• [EXERCISE] Every line that includes the word "teks" is to be listed.

^^^^

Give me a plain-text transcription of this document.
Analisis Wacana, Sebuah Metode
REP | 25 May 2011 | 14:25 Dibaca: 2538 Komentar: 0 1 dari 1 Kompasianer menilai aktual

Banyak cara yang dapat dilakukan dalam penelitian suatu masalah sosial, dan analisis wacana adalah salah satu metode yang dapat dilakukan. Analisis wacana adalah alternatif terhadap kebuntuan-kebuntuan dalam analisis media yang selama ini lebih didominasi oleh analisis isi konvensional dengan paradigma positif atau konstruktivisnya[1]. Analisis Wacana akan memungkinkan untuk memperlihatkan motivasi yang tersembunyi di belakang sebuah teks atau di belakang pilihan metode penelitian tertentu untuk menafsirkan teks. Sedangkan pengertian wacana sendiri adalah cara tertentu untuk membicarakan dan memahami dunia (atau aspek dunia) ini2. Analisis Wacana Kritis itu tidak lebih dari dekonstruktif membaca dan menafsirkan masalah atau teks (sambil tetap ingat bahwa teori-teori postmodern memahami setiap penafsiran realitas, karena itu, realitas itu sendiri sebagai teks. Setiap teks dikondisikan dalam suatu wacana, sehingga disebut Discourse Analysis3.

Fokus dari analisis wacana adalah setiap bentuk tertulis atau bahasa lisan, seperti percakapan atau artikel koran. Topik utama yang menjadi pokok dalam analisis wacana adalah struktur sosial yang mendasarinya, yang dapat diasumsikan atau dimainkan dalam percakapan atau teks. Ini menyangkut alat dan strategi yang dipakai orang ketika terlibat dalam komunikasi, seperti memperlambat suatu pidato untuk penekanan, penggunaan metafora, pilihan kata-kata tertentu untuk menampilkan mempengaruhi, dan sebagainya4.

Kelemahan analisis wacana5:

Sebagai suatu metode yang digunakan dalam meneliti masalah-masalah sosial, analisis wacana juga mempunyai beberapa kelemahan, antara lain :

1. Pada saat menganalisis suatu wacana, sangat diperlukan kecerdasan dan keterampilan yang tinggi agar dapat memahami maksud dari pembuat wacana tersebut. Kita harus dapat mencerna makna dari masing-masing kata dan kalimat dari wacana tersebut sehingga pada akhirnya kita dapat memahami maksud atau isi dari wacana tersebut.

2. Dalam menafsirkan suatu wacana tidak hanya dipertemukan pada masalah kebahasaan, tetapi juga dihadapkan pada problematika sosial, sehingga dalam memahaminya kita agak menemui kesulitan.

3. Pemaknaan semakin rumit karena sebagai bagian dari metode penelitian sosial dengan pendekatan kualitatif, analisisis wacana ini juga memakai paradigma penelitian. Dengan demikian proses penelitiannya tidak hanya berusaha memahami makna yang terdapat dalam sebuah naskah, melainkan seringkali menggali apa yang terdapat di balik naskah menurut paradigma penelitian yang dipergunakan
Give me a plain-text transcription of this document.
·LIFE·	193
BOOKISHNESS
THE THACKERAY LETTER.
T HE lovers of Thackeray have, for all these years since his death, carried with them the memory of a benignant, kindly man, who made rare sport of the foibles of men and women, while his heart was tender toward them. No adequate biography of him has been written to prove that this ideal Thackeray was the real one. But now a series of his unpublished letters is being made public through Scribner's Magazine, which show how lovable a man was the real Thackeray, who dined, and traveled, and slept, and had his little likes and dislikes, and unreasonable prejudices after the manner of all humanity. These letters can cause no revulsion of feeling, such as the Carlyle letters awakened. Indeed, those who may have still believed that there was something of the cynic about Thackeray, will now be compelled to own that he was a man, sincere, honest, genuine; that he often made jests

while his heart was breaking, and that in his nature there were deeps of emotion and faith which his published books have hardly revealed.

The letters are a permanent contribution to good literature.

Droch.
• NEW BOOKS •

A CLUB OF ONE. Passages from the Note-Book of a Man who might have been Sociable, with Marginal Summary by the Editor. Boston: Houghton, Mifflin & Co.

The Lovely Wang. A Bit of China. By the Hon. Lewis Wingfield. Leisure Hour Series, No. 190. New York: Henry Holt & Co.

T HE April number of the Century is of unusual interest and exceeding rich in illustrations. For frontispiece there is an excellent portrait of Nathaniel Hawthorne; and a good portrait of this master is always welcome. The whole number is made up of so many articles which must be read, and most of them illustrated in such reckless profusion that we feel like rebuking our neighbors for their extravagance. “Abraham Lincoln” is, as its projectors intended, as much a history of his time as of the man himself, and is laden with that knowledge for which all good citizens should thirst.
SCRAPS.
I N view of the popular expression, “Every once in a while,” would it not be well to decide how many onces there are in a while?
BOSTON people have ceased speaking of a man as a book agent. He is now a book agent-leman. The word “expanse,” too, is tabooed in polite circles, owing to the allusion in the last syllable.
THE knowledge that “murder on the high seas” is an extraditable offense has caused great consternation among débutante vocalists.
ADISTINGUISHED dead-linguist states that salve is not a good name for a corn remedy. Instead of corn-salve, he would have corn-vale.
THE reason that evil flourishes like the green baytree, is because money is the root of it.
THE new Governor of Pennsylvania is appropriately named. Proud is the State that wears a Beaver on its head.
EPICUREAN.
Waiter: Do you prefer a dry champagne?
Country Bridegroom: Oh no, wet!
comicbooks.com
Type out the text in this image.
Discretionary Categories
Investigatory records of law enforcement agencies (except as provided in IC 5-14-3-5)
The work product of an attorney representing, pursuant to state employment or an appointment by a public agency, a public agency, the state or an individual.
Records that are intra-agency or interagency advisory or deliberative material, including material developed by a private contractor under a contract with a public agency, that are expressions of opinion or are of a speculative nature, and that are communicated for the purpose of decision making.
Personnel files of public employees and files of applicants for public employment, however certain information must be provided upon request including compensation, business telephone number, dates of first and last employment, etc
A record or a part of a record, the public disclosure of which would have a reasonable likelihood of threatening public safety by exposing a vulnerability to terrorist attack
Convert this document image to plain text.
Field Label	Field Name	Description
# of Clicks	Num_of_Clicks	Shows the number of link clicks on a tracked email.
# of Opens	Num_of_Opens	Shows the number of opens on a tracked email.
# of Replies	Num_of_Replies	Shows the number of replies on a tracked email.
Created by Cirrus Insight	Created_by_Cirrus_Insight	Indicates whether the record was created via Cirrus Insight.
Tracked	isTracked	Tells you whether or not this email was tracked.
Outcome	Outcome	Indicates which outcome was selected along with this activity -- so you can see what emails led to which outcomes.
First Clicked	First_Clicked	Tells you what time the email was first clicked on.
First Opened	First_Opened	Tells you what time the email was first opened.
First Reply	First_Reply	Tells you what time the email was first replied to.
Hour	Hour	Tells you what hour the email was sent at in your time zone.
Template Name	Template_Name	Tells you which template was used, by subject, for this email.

^^^^

• [SOLUTION FOR THIS PROBLEM]
Banyak cara yang dapat dilakukan dalam penelitian suatu masalah sosial, dan analisis wacana adalah salah satu metode yang dapat dilakukan. Analisis wacana adalah alternatif terhadap kebuntuan-kebuntuan dalam analisis media yang selama ini lebih didominasi oleh analisis isi konvensional dengan paradigma positif atau konstruktivisnya[1]. Analisis Wacana akan memungkinkan untuk memperlihatkan motivasi yang tersembunyi di belakang sebuah teks atau di belakang pilihan metode penelitian tertentu untuk menafsirkan teks. Sedangkan pengertian wacana sendiri adalah cara tertentu untuk membicarakan dan memahami dunia (atau aspek dunia) ini2. Analisis Wacana Kritis itu tidak lebih dari dekonstruktif membaca dan menafsirkan masalah atau teks (sambil tetap ingat bahwa teori-teori postmodern memahami setiap penafsiran realitas, karena itu, realitas itu sendiri sebagai teks. Setiap teks dikondisikan dalam suatu wacana, sehingga disebut Discourse Analysis3.
Fokus dari analisis wacana adalah setiap bentuk tertulis atau bahasa lisan, seperti percakapan atau artikel koran. Topik utama yang menjadi pokok dalam analisis wacana adalah struktur sosial yang mendasarinya, yang dapat diasumsikan atau dimainkan dalam percakapan atau teks. Ini menyangkut alat dan strategi yang dipakai orang ketika terlibat dalam komunikasi, seperti memperlambat suatu pidato untuk penekanan, penggunaan metafora, pilihan kata-kata tertentu untuk menampilkan mempengaruhi, dan sebagainya4.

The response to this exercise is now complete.